**GIVEN TASK**
Your task is to extract every entry that follows word for word while excluding the pictures.

**INPUT ROWS**
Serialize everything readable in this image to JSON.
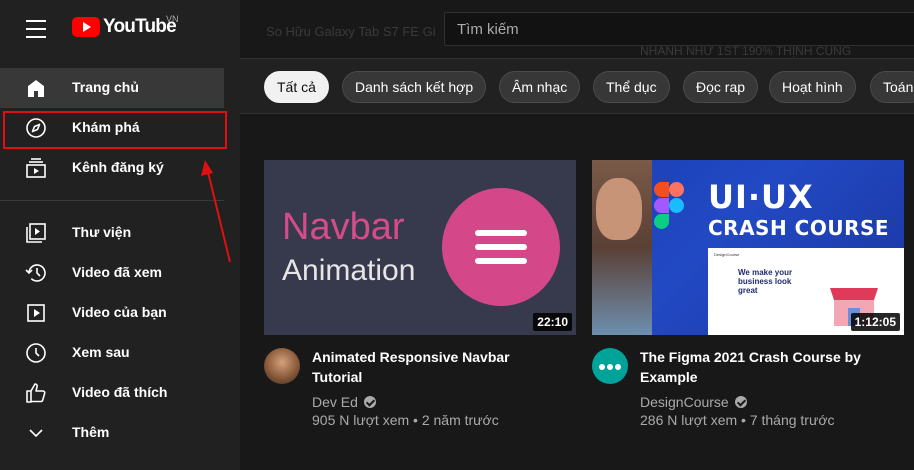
{
  "brand": {
    "logo_text": "YouTube",
    "country_code": "VN"
  },
  "header": {
    "search_placeholder": "Tìm kiếm",
    "ghost_text": "So Hữu Galaxy Tab S7 FE Gi",
    "ghost_text2": "NHANH NHƯ 1ST 190% THỊNH CUNG"
  },
  "sidebar": {
    "items": [
      {
        "label": "Trang chủ",
        "icon": "home-icon",
        "active": true
      },
      {
        "label": "Khám phá",
        "icon": "compass-icon",
        "active": false
      },
      {
        "label": "Kênh đăng ký",
        "icon": "subscriptions-icon",
        "active": false
      }
    ],
    "library": [
      {
        "label": "Thư viện",
        "icon": "library-icon"
      },
      {
        "label": "Video đã xem",
        "icon": "history-icon"
      },
      {
        "label": "Video của bạn",
        "icon": "your-videos-icon"
      },
      {
        "label": "Xem sau",
        "icon": "watch-later-icon"
      },
      {
        "label": "Video đã thích",
        "icon": "thumbs-up-icon"
      },
      {
        "label": "Thêm",
        "icon": "chevron-down-icon"
      }
    ]
  },
  "chips": [
    "Tất cả",
    "Danh sách kết hợp",
    "Âm nhạc",
    "Thể dục",
    "Đọc rap",
    "Hoạt hình",
    "Toán"
  ],
  "videos": [
    {
      "title_line1": "Animated Responsive Navbar",
      "title_line2": "Tutorial",
      "channel": "Dev Ed",
      "stats": "905 N lượt xem • 2 năm trước",
      "duration": "22:10",
      "thumb_text1": "Navbar",
      "thumb_text2": "Animation"
    },
    {
      "title_line1": "The Figma 2021 Crash Course by",
      "title_line2": "Example",
      "channel": "DesignCourse",
      "stats": "286 N lượt xem • 7 tháng trước",
      "duration": "1:12:05",
      "thumb_text1": "UI·UX",
      "thumb_text2": "CRASH COURSE",
      "mock_text": "We make your business look great",
      "mock_nav": "DesignCourse"
    }
  ],
  "colors": {
    "brand_red": "#ff0000",
    "annotation_red": "#e01010",
    "background": "#181818",
    "sidebar": "#212121"
  }
}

**SOLUTION TO THE EXERCISE**
Serialize everything readable in this image to JSON.
{
  "brand": {
    "logo_text": "YouTube",
    "country_code": "VN"
  },
  "header": {
    "search_placeholder": "Tìm kiếm",
    "ghost_text": "So Hữu Galaxy Tab S7 FE Gi",
    "ghost_text2": "NHANH NHƯ 1ST 190% THỊNH CUNG"
  },
  "sidebar": {
    "items": [
      {
        "label": "Trang chủ",
        "icon": "home-icon",
        "active": true
      },
      {
        "label": "Khám phá",
        "icon": "compass-icon",
        "active": false
      },
      {
        "label": "Kênh đăng ký",
        "icon": "subscriptions-icon",
        "active": false
      }
    ],
    "library": [
      {
        "label": "Thư viện",
        "icon": "library-icon"
      },
      {
        "label": "Video đã xem",
        "icon": "history-icon"
      },
      {
        "label": "Video của bạn",
        "icon": "your-videos-icon"
      },
      {
        "label": "Xem sau",
        "icon": "watch-later-icon"
      },
      {
        "label": "Video đã thích",
        "icon": "thumbs-up-icon"
      },
      {
        "label": "Thêm",
        "icon": "chevron-down-icon"
      }
    ]
  },
  "chips": [
    "Tất cả",
    "Danh sách kết hợp",
    "Âm nhạc",
    "Thể dục",
    "Đọc rap",
    "Hoạt hình",
    "Toán"
  ],
  "videos": [
    {
      "title_line1": "Animated Responsive Navbar",
      "title_line2": "Tutorial",
      "channel": "Dev Ed",
      "stats": "905 N lượt xem • 2 năm trước",
      "duration": "22:10",
      "thumb_text1": "Navbar",
      "thumb_text2": "Animation"
    },
    {
      "title_line1": "The Figma 2021 Crash Course by",
      "title_line2": "Example",
      "channel": "DesignCourse",
      "stats": "286 N lượt xem • 7 tháng trước",
      "duration": "1:12:05",
      "thumb_text1": "UI·UX",
      "thumb_text2": "CRASH COURSE",
      "mock_text": "We make your business look great",
      "mock_nav": "DesignCourse"
    }
  ],
  "colors": {
    "brand_red": "#ff0000",
    "annotation_red": "#e01010",
    "background": "#181818",
    "sidebar": "#212121"
  }
}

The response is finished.